> [REQUIRED TASK]
Scan the lines below for the string "JSON" and copy every one that has it.

Figure record listings:

* * *

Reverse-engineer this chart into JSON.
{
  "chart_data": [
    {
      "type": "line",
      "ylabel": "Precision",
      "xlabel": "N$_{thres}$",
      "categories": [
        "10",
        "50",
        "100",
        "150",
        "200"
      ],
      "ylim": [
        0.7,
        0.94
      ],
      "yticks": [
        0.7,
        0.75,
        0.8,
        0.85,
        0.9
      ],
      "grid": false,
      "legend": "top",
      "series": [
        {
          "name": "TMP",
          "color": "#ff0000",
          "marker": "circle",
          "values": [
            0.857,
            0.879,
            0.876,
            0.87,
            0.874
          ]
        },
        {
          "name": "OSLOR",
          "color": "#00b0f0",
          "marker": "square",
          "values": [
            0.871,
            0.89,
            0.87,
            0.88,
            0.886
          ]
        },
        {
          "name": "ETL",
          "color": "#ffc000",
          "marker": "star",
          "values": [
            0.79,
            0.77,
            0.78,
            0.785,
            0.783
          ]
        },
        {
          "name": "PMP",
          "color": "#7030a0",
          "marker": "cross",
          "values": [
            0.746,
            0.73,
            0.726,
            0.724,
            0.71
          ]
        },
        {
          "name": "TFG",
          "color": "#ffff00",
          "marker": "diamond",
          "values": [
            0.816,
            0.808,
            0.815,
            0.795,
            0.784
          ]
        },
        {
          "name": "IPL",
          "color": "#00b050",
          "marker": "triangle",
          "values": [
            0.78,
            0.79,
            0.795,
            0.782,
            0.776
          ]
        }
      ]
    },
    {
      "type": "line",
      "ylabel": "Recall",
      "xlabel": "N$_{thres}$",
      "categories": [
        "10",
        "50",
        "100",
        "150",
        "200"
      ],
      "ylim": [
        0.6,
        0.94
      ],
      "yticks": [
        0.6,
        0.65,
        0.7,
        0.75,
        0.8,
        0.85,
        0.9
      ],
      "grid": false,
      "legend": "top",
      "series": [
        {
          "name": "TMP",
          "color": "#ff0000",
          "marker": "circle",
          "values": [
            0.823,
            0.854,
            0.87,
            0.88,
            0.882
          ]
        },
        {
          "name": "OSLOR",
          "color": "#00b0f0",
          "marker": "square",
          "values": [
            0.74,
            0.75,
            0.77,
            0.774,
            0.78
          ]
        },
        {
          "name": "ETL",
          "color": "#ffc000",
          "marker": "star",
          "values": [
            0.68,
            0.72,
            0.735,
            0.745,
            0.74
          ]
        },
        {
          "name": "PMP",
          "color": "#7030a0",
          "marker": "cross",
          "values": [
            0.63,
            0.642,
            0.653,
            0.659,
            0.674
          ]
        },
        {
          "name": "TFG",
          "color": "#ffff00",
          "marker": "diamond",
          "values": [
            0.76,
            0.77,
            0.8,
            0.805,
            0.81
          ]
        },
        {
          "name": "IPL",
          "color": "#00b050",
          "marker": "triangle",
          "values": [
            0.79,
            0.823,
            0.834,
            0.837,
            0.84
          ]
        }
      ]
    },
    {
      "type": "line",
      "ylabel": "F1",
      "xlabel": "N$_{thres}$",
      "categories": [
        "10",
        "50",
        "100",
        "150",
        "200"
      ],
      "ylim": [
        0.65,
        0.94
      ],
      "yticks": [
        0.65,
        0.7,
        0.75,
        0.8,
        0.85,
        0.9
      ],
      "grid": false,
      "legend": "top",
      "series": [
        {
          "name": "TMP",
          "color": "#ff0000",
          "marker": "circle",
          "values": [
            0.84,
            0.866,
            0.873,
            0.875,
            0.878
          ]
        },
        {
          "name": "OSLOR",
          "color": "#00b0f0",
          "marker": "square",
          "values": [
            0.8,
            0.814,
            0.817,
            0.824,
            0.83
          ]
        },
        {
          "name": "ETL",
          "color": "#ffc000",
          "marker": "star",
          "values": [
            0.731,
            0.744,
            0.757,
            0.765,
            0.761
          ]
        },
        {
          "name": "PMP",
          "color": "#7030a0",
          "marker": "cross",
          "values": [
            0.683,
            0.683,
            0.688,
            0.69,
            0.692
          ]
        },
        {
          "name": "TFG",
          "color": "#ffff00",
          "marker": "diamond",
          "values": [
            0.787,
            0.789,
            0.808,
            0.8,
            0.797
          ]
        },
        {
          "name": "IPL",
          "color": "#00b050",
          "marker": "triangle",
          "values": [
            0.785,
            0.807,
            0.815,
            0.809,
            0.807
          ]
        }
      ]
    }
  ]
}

* * *

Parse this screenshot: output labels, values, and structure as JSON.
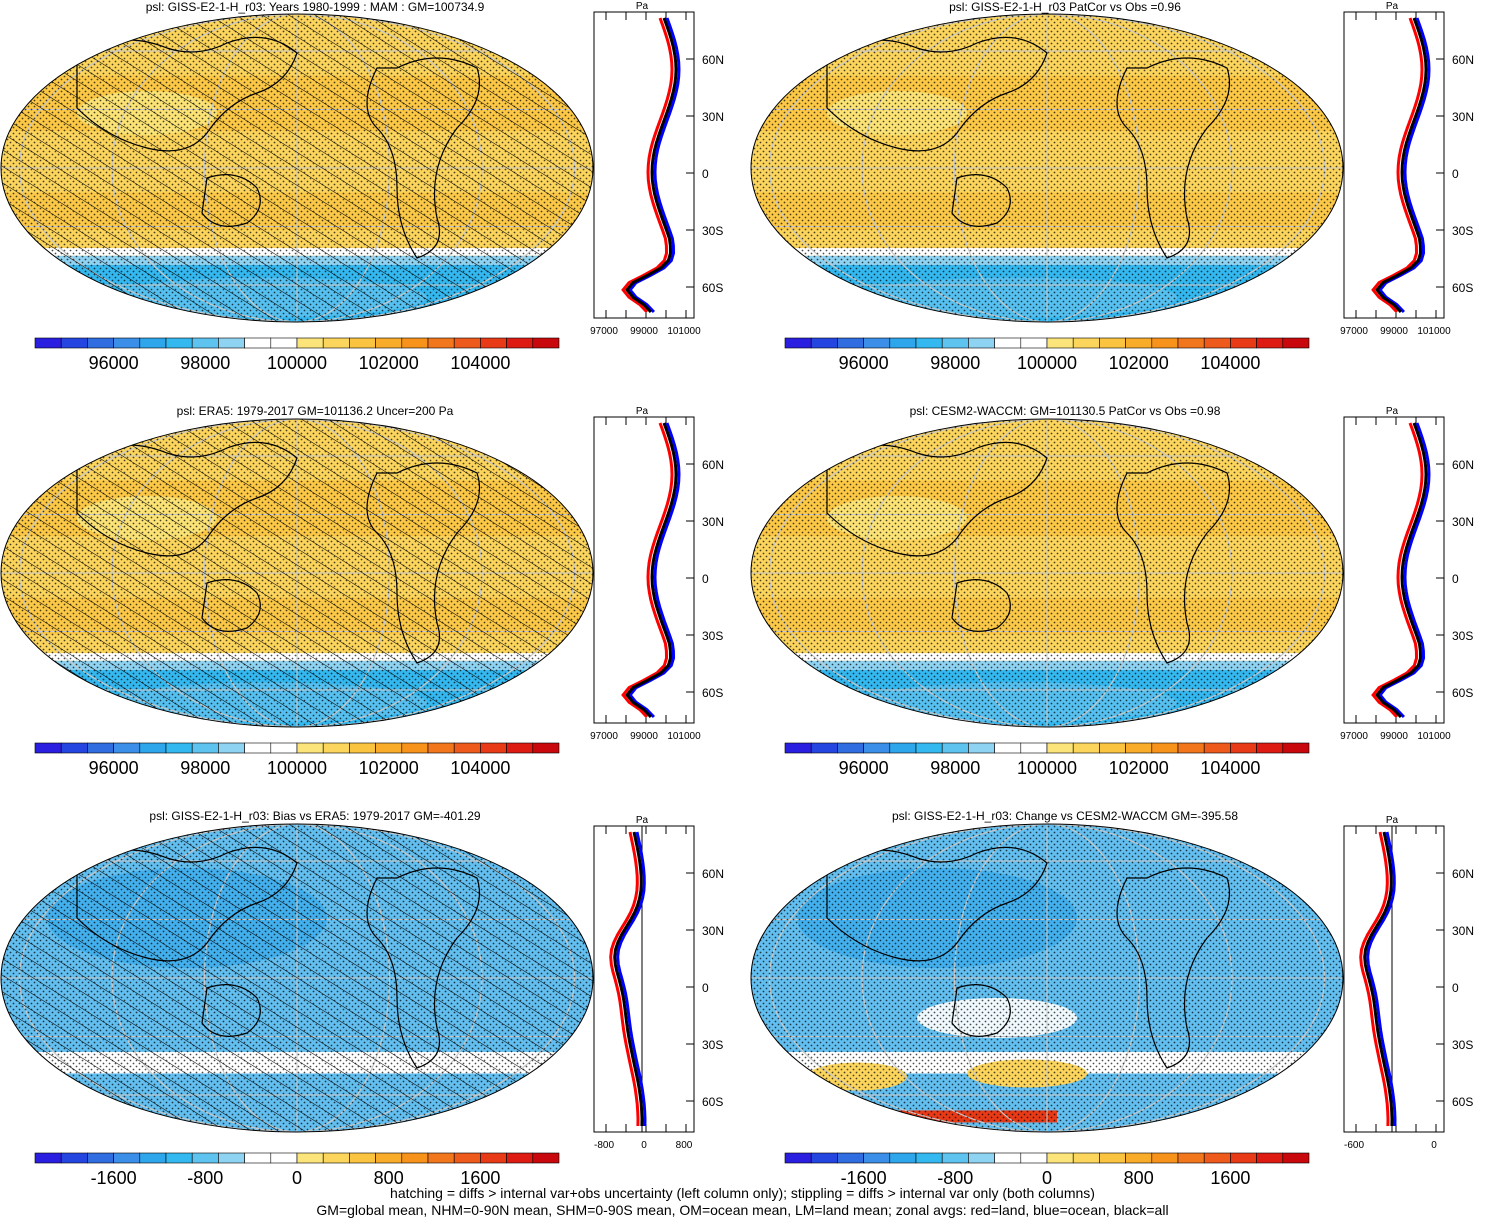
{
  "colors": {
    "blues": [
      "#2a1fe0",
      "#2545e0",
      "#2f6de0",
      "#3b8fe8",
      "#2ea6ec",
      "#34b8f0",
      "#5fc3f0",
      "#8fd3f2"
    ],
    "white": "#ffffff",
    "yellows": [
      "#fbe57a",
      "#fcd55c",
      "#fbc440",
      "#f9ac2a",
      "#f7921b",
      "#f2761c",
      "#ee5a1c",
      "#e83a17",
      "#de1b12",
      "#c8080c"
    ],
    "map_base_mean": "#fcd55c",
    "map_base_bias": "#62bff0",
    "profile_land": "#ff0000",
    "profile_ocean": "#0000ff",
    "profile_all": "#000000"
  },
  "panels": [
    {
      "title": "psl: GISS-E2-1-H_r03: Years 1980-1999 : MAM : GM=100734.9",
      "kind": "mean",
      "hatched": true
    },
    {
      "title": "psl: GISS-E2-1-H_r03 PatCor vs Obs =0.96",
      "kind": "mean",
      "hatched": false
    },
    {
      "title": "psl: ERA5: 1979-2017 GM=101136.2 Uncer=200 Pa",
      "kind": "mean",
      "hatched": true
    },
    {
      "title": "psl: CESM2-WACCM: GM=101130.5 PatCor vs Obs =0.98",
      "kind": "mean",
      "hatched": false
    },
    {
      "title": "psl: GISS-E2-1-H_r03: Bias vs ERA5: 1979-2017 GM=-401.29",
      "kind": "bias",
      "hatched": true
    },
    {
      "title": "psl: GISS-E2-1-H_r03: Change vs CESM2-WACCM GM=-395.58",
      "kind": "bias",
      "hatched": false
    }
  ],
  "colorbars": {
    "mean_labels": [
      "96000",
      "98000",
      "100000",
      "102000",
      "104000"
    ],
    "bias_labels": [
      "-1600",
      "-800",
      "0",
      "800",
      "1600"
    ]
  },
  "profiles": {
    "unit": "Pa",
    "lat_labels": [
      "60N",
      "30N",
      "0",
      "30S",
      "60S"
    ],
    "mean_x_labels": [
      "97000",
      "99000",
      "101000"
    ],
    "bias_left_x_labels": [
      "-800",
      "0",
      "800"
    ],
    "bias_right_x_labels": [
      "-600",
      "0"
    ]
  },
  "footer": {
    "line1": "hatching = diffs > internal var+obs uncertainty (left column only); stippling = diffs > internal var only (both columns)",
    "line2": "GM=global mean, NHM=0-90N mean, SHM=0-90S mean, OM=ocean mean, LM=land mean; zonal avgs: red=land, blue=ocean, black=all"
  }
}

* * *

> [SOLUTION FOR THIS EXERCISE]
Reverse-engineer this chart into JSON.
Parse this screenshot: output labels, values, and structure as JSON.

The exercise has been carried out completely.